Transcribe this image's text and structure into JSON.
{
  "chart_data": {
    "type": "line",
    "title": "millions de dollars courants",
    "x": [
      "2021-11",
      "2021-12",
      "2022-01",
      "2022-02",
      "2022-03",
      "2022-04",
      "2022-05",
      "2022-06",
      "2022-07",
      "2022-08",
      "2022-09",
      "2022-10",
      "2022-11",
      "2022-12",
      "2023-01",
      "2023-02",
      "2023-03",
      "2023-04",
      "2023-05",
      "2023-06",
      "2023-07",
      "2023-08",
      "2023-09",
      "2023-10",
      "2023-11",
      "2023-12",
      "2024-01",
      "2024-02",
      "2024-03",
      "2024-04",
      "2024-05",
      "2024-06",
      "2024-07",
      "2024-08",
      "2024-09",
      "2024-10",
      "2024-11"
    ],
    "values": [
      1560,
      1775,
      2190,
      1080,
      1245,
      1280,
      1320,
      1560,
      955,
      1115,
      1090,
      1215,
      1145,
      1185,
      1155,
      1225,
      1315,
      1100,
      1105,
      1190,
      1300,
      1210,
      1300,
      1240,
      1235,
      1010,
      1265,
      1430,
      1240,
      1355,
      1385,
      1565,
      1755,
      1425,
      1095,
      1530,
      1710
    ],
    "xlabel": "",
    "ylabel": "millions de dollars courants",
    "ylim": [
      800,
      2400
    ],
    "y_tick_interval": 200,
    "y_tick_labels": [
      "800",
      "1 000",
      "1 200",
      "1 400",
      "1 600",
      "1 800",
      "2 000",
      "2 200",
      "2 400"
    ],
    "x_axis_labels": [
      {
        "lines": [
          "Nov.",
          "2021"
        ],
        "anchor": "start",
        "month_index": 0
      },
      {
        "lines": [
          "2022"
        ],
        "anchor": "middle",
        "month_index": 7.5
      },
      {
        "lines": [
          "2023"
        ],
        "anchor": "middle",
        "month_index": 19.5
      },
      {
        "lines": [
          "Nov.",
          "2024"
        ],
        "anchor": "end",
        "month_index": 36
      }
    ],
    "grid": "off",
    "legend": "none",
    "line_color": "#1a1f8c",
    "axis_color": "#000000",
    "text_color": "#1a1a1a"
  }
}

Exercise brief:
Your task is to reproduce the whole listing exactly.

Written reply:
Transcribe this image's text and structure into JSON.
{
  "chart_data": {
    "type": "line",
    "title": "millions de dollars courants",
    "x": [
      "2021-11",
      "2021-12",
      "2022-01",
      "2022-02",
      "2022-03",
      "2022-04",
      "2022-05",
      "2022-06",
      "2022-07",
      "2022-08",
      "2022-09",
      "2022-10",
      "2022-11",
      "2022-12",
      "2023-01",
      "2023-02",
      "2023-03",
      "2023-04",
      "2023-05",
      "2023-06",
      "2023-07",
      "2023-08",
      "2023-09",
      "2023-10",
      "2023-11",
      "2023-12",
      "2024-01",
      "2024-02",
      "2024-03",
      "2024-04",
      "2024-05",
      "2024-06",
      "2024-07",
      "2024-08",
      "2024-09",
      "2024-10",
      "2024-11"
    ],
    "values": [
      1560,
      1775,
      2190,
      1080,
      1245,
      1280,
      1320,
      1560,
      955,
      1115,
      1090,
      1215,
      1145,
      1185,
      1155,
      1225,
      1315,
      1100,
      1105,
      1190,
      1300,
      1210,
      1300,
      1240,
      1235,
      1010,
      1265,
      1430,
      1240,
      1355,
      1385,
      1565,
      1755,
      1425,
      1095,
      1530,
      1710
    ],
    "xlabel": "",
    "ylabel": "millions de dollars courants",
    "ylim": [
      800,
      2400
    ],
    "y_tick_interval": 200,
    "y_tick_labels": [
      "800",
      "1 000",
      "1 200",
      "1 400",
      "1 600",
      "1 800",
      "2 000",
      "2 200",
      "2 400"
    ],
    "x_axis_labels": [
      {
        "lines": [
          "Nov.",
          "2021"
        ],
        "anchor": "start",
        "month_index": 0
      },
      {
        "lines": [
          "2022"
        ],
        "anchor": "middle",
        "month_index": 7.5
      },
      {
        "lines": [
          "2023"
        ],
        "anchor": "middle",
        "month_index": 19.5
      },
      {
        "lines": [
          "Nov.",
          "2024"
        ],
        "anchor": "end",
        "month_index": 36
      }
    ],
    "grid": "off",
    "legend": "none",
    "line_color": "#1a1f8c",
    "axis_color": "#000000",
    "text_color": "#1a1a1a"
  }
}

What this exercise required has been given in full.